Check each line of the material below, and copy it if it holds the string "water".

● **Record extracts**:
━━━━

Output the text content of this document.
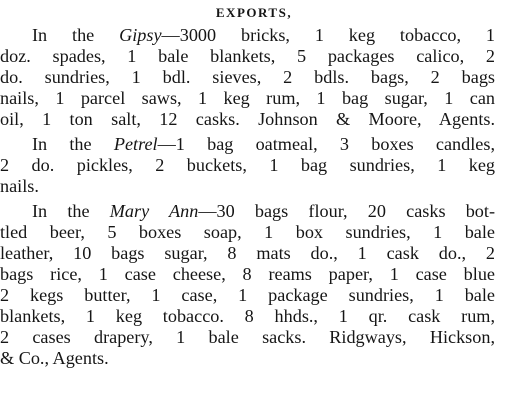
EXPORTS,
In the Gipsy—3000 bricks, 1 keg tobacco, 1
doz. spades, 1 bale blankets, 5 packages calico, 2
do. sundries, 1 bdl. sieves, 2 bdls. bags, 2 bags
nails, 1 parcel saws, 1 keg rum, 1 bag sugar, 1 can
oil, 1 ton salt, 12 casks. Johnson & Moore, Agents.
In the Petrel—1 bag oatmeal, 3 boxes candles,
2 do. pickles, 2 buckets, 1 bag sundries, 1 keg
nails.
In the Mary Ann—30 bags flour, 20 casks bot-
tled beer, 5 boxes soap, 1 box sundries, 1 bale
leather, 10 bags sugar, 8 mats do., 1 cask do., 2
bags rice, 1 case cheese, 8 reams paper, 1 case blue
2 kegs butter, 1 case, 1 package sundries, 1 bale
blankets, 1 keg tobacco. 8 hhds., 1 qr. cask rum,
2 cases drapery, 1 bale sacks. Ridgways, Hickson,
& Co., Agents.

━━━━

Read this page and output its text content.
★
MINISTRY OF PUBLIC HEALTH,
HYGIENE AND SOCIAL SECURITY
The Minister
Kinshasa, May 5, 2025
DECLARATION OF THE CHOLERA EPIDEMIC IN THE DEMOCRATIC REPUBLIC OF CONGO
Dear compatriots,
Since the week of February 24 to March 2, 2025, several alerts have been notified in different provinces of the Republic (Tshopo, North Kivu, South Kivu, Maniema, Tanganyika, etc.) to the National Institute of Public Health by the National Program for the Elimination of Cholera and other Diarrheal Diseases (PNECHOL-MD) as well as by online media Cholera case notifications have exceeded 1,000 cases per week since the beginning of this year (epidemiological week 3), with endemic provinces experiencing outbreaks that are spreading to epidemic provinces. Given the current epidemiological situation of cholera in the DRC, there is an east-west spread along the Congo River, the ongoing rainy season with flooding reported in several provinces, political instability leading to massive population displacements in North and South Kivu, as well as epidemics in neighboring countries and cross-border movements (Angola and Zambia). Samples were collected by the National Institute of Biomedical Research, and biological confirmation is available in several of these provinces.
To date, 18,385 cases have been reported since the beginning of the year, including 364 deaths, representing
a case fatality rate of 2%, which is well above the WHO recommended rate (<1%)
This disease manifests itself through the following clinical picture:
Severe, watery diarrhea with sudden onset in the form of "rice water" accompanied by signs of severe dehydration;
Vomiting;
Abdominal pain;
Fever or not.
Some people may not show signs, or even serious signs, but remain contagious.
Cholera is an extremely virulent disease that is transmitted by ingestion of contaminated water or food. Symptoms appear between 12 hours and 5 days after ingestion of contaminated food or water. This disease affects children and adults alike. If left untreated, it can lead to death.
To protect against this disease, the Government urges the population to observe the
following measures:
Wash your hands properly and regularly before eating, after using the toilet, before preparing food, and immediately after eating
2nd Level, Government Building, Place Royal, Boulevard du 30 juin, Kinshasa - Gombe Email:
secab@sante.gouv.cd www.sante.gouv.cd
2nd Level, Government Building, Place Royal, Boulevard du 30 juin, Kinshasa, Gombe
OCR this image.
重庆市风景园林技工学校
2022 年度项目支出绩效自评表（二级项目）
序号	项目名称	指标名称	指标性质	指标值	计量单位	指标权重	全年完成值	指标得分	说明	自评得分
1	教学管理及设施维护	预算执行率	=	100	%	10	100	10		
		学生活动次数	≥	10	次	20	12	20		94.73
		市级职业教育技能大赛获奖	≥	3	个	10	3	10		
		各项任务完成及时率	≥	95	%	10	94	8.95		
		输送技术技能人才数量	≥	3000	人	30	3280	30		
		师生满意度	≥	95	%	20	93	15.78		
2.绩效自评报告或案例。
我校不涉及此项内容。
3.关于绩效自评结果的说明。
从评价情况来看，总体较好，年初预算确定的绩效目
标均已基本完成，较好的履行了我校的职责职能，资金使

━━━━

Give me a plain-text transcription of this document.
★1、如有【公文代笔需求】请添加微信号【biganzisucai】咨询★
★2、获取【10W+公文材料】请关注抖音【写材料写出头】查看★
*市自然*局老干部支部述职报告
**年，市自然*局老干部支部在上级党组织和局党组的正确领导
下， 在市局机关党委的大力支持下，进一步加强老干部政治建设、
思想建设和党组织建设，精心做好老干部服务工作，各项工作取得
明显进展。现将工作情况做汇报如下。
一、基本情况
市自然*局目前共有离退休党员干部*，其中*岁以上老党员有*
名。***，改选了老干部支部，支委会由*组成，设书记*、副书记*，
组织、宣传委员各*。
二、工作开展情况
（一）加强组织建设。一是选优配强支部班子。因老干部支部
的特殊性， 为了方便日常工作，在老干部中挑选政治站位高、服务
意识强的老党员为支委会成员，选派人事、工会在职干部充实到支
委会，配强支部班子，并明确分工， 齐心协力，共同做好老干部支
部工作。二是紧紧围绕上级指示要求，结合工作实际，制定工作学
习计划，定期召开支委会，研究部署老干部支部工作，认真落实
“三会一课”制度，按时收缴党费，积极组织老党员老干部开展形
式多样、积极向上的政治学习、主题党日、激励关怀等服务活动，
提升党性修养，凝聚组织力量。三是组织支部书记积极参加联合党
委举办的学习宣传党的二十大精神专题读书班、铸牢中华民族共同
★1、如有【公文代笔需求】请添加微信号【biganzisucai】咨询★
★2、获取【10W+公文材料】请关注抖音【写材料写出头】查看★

━━━━

● **Output below**:
Severe, watery diarrhea with sudden onset in the form of "rice water" accompanied by signs of severe dehydration;
Cholera is an extremely virulent disease that is transmitted by ingestion of contaminated water or food. Symptoms appear between 12 hours and 5 days after ingestion of contaminated food or water. This disease affects children and adults alike. If left untreated, it can lead to death.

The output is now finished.